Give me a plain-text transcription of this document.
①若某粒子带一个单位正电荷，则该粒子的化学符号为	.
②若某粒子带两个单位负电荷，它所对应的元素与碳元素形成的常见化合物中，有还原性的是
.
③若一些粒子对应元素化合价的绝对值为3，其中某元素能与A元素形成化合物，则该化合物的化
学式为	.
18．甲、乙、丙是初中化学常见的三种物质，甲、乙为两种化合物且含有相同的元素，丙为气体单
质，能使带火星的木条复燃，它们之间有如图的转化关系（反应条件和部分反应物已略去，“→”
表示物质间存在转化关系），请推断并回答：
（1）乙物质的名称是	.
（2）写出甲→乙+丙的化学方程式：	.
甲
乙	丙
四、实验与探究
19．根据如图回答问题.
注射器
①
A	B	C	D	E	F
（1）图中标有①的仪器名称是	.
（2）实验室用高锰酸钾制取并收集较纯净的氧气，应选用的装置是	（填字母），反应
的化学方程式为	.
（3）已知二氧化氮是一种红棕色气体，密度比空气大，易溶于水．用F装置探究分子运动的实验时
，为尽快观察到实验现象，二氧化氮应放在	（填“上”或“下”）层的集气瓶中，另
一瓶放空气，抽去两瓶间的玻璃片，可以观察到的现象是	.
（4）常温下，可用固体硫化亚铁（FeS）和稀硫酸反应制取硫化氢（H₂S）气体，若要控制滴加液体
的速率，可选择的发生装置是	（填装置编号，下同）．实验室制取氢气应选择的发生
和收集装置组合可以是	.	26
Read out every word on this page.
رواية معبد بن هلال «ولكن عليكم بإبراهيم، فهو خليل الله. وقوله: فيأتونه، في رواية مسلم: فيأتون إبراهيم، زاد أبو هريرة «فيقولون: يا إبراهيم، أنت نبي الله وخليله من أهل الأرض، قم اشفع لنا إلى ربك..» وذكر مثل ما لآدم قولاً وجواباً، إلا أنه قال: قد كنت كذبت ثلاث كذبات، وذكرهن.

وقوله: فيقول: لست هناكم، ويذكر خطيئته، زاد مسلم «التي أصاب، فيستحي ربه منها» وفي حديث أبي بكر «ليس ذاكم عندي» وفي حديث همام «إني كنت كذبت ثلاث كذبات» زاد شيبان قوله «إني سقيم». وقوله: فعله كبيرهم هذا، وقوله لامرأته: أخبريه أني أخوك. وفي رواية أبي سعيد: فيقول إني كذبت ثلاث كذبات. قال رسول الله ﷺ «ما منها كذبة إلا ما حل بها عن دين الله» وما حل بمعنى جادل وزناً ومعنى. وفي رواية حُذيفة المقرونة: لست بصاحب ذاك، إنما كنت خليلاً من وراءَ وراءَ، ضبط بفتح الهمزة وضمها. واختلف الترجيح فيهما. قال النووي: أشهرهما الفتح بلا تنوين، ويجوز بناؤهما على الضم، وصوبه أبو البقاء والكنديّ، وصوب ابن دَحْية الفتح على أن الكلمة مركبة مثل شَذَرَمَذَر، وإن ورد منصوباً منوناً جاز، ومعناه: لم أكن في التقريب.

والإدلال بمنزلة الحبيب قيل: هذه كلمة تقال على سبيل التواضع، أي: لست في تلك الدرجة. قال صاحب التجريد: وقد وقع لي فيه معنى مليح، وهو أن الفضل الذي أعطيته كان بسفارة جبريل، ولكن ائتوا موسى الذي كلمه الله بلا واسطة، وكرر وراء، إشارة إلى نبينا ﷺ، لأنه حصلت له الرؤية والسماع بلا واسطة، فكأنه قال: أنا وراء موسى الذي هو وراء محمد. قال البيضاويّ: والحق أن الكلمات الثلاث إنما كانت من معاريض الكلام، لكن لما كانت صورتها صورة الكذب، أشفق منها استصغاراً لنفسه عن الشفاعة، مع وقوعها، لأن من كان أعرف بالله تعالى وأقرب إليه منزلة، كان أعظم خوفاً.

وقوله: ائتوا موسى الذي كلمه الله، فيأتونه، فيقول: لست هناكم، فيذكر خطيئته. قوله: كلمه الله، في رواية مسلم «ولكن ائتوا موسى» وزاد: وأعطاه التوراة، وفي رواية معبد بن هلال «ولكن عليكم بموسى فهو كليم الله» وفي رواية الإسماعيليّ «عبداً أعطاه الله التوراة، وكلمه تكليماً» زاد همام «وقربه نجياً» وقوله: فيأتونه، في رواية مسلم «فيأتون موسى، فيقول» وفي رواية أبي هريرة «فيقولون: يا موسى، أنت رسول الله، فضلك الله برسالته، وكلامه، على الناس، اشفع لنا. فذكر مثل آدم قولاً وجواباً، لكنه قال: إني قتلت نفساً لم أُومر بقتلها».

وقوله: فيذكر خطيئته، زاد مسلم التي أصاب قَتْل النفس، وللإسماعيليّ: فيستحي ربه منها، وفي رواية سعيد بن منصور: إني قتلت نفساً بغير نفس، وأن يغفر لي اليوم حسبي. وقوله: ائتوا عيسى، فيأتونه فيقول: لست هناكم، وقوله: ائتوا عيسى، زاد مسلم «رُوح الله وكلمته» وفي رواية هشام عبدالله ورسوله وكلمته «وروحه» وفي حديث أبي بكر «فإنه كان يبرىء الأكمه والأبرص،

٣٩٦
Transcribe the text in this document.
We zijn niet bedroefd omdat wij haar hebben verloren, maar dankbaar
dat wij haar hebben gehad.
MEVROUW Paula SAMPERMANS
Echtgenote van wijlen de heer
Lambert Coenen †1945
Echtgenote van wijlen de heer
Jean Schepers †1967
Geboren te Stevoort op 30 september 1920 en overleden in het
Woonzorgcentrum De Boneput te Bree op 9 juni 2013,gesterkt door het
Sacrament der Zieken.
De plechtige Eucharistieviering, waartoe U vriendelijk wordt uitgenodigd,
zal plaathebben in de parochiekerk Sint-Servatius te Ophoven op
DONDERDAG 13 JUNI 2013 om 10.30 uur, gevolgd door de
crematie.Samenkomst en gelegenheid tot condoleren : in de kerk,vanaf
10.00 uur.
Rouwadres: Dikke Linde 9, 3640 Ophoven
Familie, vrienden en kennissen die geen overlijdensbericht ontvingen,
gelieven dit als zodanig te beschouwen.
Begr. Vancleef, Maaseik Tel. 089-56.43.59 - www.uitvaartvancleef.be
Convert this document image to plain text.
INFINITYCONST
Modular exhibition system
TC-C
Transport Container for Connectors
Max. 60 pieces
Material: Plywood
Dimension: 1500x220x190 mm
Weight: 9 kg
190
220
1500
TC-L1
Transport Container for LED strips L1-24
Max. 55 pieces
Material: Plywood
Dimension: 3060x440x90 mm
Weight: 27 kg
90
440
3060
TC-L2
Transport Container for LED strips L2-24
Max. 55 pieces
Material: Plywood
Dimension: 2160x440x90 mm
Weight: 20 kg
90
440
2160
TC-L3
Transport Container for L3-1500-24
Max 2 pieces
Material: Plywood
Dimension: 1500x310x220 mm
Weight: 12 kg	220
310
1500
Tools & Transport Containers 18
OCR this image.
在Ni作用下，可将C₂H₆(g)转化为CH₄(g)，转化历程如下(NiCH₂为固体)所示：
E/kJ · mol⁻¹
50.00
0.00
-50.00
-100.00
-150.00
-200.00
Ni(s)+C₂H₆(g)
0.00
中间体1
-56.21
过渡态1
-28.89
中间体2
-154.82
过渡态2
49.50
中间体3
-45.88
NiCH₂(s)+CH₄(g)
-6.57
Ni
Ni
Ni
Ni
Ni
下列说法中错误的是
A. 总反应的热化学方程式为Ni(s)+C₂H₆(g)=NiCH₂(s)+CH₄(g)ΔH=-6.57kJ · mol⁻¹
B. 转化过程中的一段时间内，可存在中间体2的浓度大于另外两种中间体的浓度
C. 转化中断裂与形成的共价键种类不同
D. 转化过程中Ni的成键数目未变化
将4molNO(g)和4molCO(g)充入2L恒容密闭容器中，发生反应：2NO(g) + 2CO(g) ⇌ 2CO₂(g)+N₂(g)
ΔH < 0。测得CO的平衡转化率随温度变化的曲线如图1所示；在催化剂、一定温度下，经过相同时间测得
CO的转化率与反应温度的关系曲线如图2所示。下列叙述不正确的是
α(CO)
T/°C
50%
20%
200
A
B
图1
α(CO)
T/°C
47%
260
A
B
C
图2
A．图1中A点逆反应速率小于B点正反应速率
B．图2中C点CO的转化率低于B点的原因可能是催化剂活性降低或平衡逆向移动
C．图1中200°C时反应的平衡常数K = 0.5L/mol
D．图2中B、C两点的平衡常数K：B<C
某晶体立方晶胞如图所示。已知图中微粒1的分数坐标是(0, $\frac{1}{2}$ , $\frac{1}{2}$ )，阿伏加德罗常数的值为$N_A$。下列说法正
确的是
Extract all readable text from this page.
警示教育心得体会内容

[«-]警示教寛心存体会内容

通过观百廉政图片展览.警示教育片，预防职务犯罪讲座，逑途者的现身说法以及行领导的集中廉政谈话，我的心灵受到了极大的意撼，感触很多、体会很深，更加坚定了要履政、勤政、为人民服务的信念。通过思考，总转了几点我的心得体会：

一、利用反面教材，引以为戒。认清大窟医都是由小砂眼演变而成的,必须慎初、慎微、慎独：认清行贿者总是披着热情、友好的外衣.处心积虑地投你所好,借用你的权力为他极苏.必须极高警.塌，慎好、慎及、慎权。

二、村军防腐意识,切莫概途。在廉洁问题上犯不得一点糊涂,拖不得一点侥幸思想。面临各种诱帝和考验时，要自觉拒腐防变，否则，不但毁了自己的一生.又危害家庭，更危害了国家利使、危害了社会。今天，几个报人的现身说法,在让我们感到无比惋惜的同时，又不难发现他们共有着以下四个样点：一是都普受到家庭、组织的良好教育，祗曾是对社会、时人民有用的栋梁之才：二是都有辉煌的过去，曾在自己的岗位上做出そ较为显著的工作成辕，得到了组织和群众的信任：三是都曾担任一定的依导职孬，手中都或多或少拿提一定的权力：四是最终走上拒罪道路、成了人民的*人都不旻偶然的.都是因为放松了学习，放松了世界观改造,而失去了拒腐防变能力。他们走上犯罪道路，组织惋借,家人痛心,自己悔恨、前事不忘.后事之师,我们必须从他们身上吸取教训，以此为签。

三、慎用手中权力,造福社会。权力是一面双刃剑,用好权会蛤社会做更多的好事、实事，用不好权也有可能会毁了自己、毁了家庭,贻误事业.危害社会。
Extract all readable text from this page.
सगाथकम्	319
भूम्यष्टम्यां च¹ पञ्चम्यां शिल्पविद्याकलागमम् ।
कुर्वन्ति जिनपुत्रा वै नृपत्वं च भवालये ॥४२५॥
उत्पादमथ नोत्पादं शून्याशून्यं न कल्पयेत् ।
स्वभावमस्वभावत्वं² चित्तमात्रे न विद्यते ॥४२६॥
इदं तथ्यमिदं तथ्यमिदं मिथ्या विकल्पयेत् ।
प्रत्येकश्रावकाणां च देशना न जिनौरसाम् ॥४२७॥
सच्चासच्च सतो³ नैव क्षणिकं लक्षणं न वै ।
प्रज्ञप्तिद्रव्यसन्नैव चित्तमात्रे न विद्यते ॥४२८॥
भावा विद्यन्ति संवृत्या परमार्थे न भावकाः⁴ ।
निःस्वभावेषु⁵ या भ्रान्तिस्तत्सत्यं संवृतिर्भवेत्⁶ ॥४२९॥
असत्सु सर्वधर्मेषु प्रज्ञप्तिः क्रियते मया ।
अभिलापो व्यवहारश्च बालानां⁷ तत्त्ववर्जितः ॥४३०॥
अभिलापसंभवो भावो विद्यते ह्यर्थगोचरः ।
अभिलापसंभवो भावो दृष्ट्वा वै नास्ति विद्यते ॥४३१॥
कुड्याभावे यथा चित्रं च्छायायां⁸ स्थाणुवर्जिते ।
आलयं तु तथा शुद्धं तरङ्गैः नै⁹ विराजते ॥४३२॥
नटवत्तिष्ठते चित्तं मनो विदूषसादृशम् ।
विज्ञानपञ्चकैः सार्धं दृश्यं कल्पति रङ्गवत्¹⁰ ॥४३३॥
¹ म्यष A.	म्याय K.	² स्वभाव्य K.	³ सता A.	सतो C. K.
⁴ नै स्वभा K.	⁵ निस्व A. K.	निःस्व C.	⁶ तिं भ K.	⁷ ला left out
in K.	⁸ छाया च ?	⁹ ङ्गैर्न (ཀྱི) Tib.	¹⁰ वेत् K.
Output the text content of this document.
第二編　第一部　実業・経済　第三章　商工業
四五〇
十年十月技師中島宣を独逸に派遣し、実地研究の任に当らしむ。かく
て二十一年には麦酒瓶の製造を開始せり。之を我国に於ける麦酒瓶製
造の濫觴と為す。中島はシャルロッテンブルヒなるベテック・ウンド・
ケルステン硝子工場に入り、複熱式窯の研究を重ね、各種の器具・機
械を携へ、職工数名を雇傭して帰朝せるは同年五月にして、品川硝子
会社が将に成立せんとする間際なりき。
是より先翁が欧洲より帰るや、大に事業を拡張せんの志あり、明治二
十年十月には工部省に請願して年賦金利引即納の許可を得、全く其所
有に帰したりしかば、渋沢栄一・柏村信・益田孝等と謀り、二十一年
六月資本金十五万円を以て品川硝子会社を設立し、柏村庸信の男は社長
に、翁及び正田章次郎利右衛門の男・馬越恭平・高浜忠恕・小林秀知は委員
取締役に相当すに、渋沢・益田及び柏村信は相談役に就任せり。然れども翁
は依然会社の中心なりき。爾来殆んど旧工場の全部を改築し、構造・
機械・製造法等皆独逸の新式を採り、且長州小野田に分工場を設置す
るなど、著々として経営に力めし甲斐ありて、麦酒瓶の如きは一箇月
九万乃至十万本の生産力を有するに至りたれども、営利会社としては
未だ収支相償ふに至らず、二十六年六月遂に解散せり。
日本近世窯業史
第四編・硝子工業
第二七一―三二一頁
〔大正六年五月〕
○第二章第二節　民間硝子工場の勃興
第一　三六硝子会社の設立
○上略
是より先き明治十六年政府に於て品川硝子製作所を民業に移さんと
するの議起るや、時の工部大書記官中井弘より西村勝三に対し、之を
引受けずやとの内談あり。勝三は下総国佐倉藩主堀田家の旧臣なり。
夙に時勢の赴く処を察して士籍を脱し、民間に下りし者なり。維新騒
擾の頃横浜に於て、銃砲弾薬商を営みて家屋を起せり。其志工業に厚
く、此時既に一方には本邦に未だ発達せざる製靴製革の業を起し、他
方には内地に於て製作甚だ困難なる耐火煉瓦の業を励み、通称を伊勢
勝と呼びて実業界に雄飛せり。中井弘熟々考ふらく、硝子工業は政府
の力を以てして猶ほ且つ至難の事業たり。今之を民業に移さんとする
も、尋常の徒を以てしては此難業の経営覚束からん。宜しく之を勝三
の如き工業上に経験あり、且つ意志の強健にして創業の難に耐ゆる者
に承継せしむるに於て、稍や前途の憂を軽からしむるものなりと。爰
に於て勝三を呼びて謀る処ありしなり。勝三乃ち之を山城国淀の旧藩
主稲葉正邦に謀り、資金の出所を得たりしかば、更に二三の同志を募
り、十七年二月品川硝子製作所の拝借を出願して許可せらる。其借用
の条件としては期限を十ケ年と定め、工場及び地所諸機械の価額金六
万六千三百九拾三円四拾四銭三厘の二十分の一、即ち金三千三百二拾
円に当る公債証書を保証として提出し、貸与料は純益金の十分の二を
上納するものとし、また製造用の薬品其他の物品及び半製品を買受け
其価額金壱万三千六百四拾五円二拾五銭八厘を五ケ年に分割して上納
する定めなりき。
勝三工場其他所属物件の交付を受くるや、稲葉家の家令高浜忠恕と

*Short exercise*: Pick out each line that holds the string "أصاب".

*Solution*:
وقوله: فيقول: لست هناكم، ويذكر خطيئته، زاد مسلم «التي أصاب، فيستحي ربه منها» وفي حديث أبي بكر «ليس ذاكم عندي» وفي حديث همام «إني كنت كذبت ثلاث كذبات» زاد شيبان قوله «إني سقيم». وقوله: فعله كبيرهم هذا، وقوله لامرأته: أخبريه أني أخوك. وفي رواية أبي سعيد: فيقول إني كذبت ثلاث كذبات. قال رسول الله ﷺ «ما منها كذبة إلا ما حل بها عن دين الله» وما حل بمعنى جادل وزناً ومعنى. وفي رواية حُذيفة المقرونة: لست بصاحب ذاك، إنما كنت خليلاً من وراءَ وراءَ، ضبط بفتح الهمزة وضمها. واختلف الترجيح فيهما. قال النووي: أشهرهما الفتح بلا تنوين، ويجوز بناؤهما على الضم، وصوبه أبو البقاء والكنديّ، وصوب ابن دَحْية الفتح على أن الكلمة مركبة مثل شَذَرَمَذَر، وإن ورد منصوباً منوناً جاز، ومعناه: لم أكن في التقريب.
وقوله: فيذكر خطيئته، زاد مسلم التي أصاب قَتْل النفس، وللإسماعيليّ: فيستحي ربه منها، وفي رواية سعيد بن منصور: إني قتلت نفساً بغير نفس، وأن يغفر لي اليوم حسبي. وقوله: ائتوا عيسى، فيأتونه فيقول: لست هناكم، وقوله: ائتوا عيسى، زاد مسلم «رُوح الله وكلمته» وفي رواية هشام عبدالله ورسوله وكلمته «وروحه» وفي حديث أبي بكر «فإنه كان يبرىء الأكمه والأبرص،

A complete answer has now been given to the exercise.